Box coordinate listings

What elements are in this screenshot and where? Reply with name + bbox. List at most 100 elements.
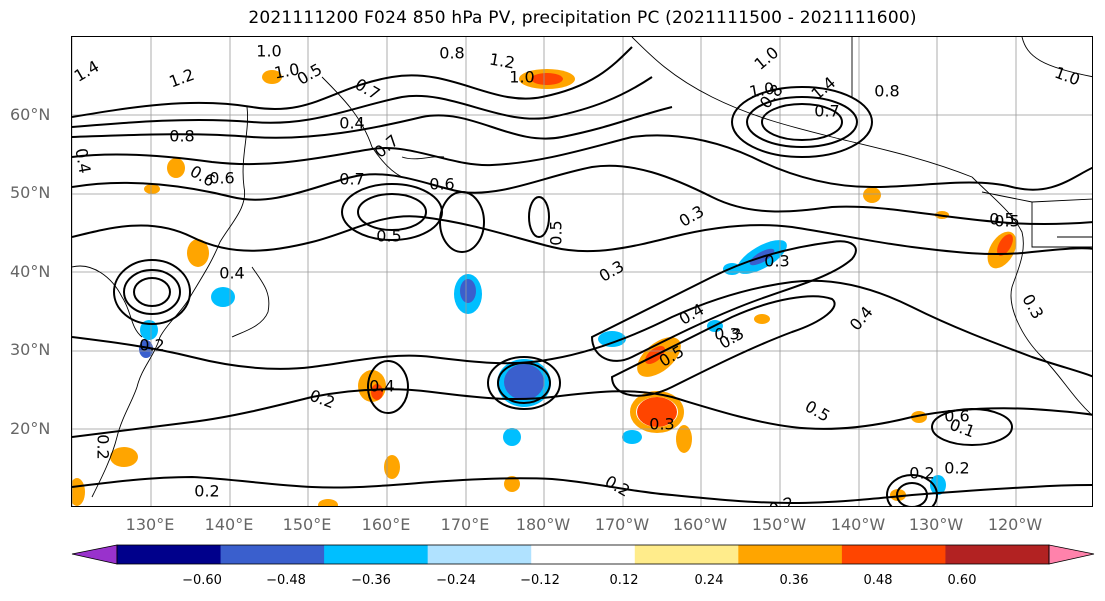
contour-label: 0.8 (874, 82, 899, 101)
precip-blob (531, 73, 563, 85)
pv-contour (367, 360, 409, 414)
precip-blob (503, 428, 521, 446)
precip-blob (676, 425, 692, 453)
colorbar-tick-label: 0.24 (694, 573, 724, 588)
pv-contour (487, 356, 561, 410)
coastline (159, 106, 248, 338)
pv-contour (113, 259, 191, 325)
colorbar-tick-label: 0.36 (779, 573, 809, 588)
lon-label-140e: 140°E (204, 515, 254, 534)
contour-label: 1.0 (1052, 63, 1082, 90)
precip-blob (139, 340, 153, 358)
pv-contour (72, 46, 633, 118)
contour-label: 0.4 (72, 147, 95, 175)
pv-contour (357, 193, 427, 231)
contour-label: 0.7 (371, 131, 403, 162)
precip-blob (930, 475, 946, 495)
colorbar-tick-label: 0.48 (863, 573, 893, 588)
contour-label: 0.8 (169, 127, 194, 146)
contour-label: 0.2 (766, 493, 796, 507)
precip-blob (262, 70, 282, 84)
contour-label: 0.3 (1018, 291, 1047, 323)
lon-label-120w: 120°W (987, 515, 1043, 534)
precip-blob (637, 397, 677, 427)
pv-contour (72, 134, 1092, 191)
coastline (72, 265, 143, 338)
contour-label: 0.3 (596, 257, 628, 286)
pv-contour (123, 269, 181, 315)
pv-contour (133, 277, 171, 307)
contour-label: 1.0 (751, 43, 783, 74)
contour-label: 0.6 (209, 169, 234, 188)
contour-label: 0.4 (369, 377, 394, 396)
contour-label: 1.2 (166, 65, 196, 92)
precip-blob (598, 331, 626, 347)
precip-blob (110, 447, 138, 467)
contour-label: 0.1 (947, 415, 977, 442)
precip-blob (72, 478, 85, 506)
contour-label: 1.0 (509, 68, 534, 87)
colorbar-outline (116, 544, 1050, 565)
pv-contour (761, 103, 843, 141)
colorbar-tick-label: −0.36 (351, 573, 391, 588)
colorbar-tick-label: −0.48 (266, 573, 306, 588)
contour-label: 0.5 (802, 397, 834, 426)
lon-label-180w: 180°W (515, 515, 571, 534)
lon-label-170w: 170°W (594, 515, 650, 534)
precip-blob (211, 287, 235, 307)
lon-label-130e: 130°E (125, 515, 175, 534)
colorbar-segment (841, 545, 946, 564)
contour-label: 0.7 (814, 102, 839, 121)
contour-label: 1.4 (72, 57, 102, 86)
precip-blob (371, 384, 383, 400)
precip-blob (997, 234, 1013, 256)
lat-label-50n: 50°N (10, 183, 51, 202)
contour-label: 0.4 (846, 303, 877, 335)
precip-blob (384, 455, 400, 479)
map-area: 1.4 1.0 0.8 1.2 1.0 0.5 0.7 1.2 1.0 0.8 1.0 1.0 1.4 0… (71, 36, 1093, 507)
lat-label-40n: 40°N (10, 262, 51, 281)
colorbar-segment (324, 545, 429, 564)
colorbar-segment (634, 545, 739, 564)
colorbar-tick-label: 0.12 (609, 573, 639, 588)
colorbar (71, 544, 1095, 565)
contour-label: 0.8 (439, 44, 464, 63)
pv-contour (886, 474, 938, 506)
contour-label: 0.3 (764, 252, 789, 271)
pv-contours (72, 46, 1092, 506)
contour-label: 1.0 (748, 78, 776, 101)
precip-blob (863, 187, 881, 203)
contour-label: 0.6 (429, 175, 454, 194)
contour-label: 0.5 (376, 227, 401, 246)
coastline (1031, 202, 1092, 248)
lon-label-170e: 170°E (440, 515, 490, 534)
precip-blob (140, 320, 158, 340)
precip-blob (144, 184, 160, 194)
contour-label: 1.0 (273, 59, 301, 82)
lat-label-60n: 60°N (10, 105, 51, 124)
contour-label: 0.2 (194, 482, 219, 501)
colorbar-segment (117, 545, 222, 564)
contour-label: 0.5 (994, 212, 1019, 231)
contour-label: 0.2 (94, 434, 113, 459)
lon-label-140w: 140°W (830, 515, 886, 534)
pv-contour (72, 388, 1092, 438)
colorbar-segment (738, 545, 843, 564)
graticule (72, 37, 1092, 506)
precip-blob (318, 499, 338, 506)
contour-label: 0.4 (219, 264, 244, 283)
colorbar-extend-max (1048, 544, 1095, 565)
contour-label: 0.3 (649, 415, 674, 434)
contour-label: 1.4 (808, 73, 840, 104)
map-title: 2021111200 F024 850 hPa PV, precipitatio… (248, 8, 917, 28)
colorbar-tick-label: −0.60 (182, 573, 222, 588)
coastline (971, 176, 1092, 416)
contour-label: 0.5 (989, 210, 1014, 229)
pv-contour (731, 86, 873, 158)
contour-label: 1.0 (256, 42, 281, 61)
lon-label-150e: 150°E (282, 515, 332, 534)
pv-contour (590, 240, 857, 362)
precip-blob (504, 476, 520, 492)
colorbar-segment (945, 545, 1050, 564)
pv-contour (497, 362, 551, 404)
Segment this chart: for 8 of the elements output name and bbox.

» **TASK DETAILS**:
Copy out, without any changes, the rows from the line with "contour-label: 0.8 (874, 82, 899, 101)" to the line with "contour-label: 0.3 (1018, 291, 1047, 323)", including both of those lines.

» **RESULT**:
contour-label: 0.8 (874, 82, 899, 101)
precip-blob (531, 73, 563, 85)
pv-contour (367, 360, 409, 414)
precip-blob (503, 428, 521, 446)
precip-blob (676, 425, 692, 453)
colorbar-tick-label: 0.24 (694, 573, 724, 588)
pv-contour (487, 356, 561, 410)
coastline (159, 106, 248, 338)
pv-contour (113, 259, 191, 325)
colorbar-tick-label: 0.36 (779, 573, 809, 588)
lon-label-140e: 140°E (204, 515, 254, 534)
contour-label: 1.0 (1052, 63, 1082, 90)
precip-blob (139, 340, 153, 358)
pv-contour (72, 46, 633, 118)
contour-label: 0.4 (72, 147, 95, 175)
pv-contour (357, 193, 427, 231)
contour-label: 0.7 (371, 131, 403, 162)
precip-blob (930, 475, 946, 495)
colorbar-tick-label: 0.48 (863, 573, 893, 588)
contour-label: 0.8 (169, 127, 194, 146)
contour-label: 0.2 (766, 493, 796, 507)
precip-blob (262, 70, 282, 84)
contour-label: 0.3 (1018, 291, 1047, 323)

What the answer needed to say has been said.